Supplied material:
* * *

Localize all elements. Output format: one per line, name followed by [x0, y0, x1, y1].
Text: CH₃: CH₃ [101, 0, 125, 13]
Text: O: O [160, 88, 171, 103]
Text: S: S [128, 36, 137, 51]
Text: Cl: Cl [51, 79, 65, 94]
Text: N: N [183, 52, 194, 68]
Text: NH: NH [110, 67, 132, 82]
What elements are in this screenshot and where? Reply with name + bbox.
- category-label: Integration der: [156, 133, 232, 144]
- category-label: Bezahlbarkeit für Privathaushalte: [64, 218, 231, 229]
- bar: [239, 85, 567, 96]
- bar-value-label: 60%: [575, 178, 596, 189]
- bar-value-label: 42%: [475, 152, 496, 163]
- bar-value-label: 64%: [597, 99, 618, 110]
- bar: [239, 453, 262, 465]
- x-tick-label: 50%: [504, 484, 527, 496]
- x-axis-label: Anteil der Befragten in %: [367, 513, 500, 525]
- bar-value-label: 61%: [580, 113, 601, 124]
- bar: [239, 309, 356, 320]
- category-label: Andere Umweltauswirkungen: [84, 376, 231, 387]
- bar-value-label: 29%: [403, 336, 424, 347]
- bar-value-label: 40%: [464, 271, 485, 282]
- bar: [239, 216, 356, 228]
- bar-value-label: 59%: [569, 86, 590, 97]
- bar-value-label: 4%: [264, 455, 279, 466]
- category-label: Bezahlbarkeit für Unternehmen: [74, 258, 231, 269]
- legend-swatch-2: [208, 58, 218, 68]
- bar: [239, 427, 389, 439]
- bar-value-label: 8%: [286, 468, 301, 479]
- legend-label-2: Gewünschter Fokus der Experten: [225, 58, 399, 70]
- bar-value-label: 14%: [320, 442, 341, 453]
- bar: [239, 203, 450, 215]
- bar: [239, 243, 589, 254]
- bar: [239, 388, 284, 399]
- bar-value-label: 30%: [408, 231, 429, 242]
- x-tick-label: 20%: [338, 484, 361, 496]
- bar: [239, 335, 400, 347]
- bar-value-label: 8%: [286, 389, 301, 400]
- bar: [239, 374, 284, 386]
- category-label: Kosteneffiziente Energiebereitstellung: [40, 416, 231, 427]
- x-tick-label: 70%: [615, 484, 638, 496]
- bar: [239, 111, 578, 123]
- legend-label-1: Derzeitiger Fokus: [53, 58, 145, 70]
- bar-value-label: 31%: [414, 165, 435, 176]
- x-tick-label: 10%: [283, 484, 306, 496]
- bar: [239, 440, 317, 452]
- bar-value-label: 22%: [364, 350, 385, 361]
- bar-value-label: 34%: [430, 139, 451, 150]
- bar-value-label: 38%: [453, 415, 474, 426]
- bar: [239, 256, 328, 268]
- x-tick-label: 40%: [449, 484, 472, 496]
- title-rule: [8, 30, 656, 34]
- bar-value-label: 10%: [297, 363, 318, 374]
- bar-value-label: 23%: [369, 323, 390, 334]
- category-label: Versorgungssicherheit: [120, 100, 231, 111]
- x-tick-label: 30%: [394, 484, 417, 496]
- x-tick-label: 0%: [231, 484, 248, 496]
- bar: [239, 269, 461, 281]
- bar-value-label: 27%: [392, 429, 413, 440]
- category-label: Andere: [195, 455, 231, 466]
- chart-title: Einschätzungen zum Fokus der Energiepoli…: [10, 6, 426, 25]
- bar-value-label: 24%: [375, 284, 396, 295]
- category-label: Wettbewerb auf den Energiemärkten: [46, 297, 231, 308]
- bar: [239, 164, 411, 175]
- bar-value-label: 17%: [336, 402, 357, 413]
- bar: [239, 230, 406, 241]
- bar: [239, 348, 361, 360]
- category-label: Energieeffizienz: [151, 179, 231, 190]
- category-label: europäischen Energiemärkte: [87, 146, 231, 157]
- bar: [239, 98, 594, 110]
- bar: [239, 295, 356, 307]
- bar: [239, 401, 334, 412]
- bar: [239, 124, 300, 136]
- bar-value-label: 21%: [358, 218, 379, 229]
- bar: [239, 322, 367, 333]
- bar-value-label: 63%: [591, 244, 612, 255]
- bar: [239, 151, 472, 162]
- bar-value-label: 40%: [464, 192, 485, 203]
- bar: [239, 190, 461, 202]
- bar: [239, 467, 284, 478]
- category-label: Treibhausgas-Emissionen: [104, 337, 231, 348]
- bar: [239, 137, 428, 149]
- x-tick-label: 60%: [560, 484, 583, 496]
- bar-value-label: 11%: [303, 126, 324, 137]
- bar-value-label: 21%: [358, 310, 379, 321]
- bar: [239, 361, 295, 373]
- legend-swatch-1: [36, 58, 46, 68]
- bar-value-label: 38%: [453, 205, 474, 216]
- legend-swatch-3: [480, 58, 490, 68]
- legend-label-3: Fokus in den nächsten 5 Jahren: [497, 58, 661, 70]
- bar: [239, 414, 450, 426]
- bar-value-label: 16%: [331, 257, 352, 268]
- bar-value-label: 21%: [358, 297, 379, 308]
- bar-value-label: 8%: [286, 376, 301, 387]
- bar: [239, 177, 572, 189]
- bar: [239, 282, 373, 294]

* * *

Short task: Locate each line in the records above that contains the string "Text", with case counting, and copy those lines out in full.

The completed task:
Text: CH₃: CH₃ [101, 0, 125, 13]
Text: O: O [160, 88, 171, 103]
Text: S: S [128, 36, 137, 51]
Text: Cl: Cl [51, 79, 65, 94]
Text: N: N [183, 52, 194, 68]
Text: NH: NH [110, 67, 132, 82]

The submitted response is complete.